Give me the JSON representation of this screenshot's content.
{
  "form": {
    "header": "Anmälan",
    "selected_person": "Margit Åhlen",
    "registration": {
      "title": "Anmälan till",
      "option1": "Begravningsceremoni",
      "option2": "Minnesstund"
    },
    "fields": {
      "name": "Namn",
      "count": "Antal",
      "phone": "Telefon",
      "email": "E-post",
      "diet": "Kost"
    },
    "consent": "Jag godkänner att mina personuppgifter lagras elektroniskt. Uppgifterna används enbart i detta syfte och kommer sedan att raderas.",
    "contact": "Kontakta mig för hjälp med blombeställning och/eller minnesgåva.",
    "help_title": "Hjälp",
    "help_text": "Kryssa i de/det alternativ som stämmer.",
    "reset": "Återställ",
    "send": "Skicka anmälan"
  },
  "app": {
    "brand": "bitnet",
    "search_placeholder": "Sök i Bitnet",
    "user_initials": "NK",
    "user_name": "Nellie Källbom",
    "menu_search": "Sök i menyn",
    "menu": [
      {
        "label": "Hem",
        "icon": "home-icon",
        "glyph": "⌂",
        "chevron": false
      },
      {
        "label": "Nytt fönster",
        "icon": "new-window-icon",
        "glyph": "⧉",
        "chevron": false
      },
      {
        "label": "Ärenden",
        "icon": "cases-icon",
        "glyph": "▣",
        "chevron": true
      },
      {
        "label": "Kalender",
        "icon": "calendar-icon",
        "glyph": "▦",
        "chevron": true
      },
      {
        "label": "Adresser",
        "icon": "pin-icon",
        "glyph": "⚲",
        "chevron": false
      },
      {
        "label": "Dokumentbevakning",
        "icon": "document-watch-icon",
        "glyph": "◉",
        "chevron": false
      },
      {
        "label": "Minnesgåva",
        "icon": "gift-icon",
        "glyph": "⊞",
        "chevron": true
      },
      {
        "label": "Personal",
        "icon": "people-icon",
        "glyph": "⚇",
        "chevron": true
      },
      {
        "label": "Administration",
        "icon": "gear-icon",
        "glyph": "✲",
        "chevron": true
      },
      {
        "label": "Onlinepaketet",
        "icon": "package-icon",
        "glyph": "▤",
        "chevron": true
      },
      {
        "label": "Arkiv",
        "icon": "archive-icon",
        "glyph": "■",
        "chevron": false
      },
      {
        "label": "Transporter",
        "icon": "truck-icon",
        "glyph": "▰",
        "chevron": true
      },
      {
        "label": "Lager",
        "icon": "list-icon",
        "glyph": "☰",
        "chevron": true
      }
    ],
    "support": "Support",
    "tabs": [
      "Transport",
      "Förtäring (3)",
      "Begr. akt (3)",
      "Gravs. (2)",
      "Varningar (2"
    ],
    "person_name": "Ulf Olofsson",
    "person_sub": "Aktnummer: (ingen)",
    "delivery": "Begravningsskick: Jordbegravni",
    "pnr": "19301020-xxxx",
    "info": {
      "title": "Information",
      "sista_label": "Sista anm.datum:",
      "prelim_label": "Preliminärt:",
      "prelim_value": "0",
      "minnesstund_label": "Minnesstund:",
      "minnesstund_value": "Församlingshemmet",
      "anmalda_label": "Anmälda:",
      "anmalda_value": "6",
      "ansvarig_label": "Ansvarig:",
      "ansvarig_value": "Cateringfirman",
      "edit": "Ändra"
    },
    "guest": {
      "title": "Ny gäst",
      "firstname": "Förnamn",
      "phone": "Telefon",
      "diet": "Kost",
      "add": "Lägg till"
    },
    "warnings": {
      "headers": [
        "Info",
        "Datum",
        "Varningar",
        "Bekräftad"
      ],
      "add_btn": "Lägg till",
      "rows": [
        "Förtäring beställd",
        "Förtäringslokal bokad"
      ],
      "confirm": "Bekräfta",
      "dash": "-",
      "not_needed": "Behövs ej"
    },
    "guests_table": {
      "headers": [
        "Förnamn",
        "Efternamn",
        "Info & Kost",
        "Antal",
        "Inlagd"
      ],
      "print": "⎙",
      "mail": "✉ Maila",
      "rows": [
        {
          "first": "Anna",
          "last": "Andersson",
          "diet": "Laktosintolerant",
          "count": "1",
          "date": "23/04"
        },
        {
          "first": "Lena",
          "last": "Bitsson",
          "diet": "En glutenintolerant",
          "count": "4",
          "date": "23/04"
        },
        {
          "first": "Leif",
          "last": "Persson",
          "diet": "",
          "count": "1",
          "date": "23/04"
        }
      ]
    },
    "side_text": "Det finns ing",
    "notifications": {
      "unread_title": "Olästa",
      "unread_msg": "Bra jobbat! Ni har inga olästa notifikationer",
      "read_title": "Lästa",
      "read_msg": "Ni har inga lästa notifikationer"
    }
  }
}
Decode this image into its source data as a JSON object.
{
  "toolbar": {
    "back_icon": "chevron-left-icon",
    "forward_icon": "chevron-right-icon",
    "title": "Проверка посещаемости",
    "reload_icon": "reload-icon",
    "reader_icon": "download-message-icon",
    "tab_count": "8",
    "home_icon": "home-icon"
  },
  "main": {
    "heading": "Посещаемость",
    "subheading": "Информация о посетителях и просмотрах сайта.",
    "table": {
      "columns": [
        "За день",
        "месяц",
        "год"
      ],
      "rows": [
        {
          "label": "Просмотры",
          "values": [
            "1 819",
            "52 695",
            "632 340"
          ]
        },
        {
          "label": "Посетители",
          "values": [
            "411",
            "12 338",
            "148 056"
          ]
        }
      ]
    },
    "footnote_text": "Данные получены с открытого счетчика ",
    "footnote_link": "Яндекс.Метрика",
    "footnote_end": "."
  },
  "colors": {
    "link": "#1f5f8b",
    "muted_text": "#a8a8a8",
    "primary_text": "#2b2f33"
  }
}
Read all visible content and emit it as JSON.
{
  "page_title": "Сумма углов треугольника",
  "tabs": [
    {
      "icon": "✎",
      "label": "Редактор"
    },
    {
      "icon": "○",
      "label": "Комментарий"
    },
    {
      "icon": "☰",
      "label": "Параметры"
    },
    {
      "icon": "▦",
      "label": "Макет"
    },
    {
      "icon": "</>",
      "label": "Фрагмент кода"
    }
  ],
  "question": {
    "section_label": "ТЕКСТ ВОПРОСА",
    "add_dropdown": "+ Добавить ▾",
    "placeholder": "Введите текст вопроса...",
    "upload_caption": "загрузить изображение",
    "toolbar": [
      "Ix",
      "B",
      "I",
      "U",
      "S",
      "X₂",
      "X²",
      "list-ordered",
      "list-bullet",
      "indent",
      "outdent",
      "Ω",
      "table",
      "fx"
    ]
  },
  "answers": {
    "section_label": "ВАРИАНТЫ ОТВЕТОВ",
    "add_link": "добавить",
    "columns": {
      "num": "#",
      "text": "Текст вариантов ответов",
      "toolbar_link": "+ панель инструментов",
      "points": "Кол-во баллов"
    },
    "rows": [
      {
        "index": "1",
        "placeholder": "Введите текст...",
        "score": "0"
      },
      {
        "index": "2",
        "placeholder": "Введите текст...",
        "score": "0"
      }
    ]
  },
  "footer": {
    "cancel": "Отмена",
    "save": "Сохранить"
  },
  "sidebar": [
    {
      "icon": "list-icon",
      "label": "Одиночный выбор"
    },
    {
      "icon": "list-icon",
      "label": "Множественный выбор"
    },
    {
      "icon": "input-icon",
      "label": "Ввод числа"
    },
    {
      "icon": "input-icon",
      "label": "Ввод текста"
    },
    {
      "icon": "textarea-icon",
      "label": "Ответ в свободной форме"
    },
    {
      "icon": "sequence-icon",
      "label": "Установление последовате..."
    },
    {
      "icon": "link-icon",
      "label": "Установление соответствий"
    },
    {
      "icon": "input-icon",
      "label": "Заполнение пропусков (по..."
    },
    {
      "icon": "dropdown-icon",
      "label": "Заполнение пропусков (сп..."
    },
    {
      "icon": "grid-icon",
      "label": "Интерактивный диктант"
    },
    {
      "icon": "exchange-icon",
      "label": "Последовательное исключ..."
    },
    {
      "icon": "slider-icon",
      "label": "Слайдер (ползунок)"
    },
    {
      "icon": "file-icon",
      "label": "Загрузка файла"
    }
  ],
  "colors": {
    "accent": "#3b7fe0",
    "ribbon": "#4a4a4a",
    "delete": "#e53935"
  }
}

Goal of the exercise:
Say how many lines in the listing above include "Установление". Give nothing but the number.

Written solution:
2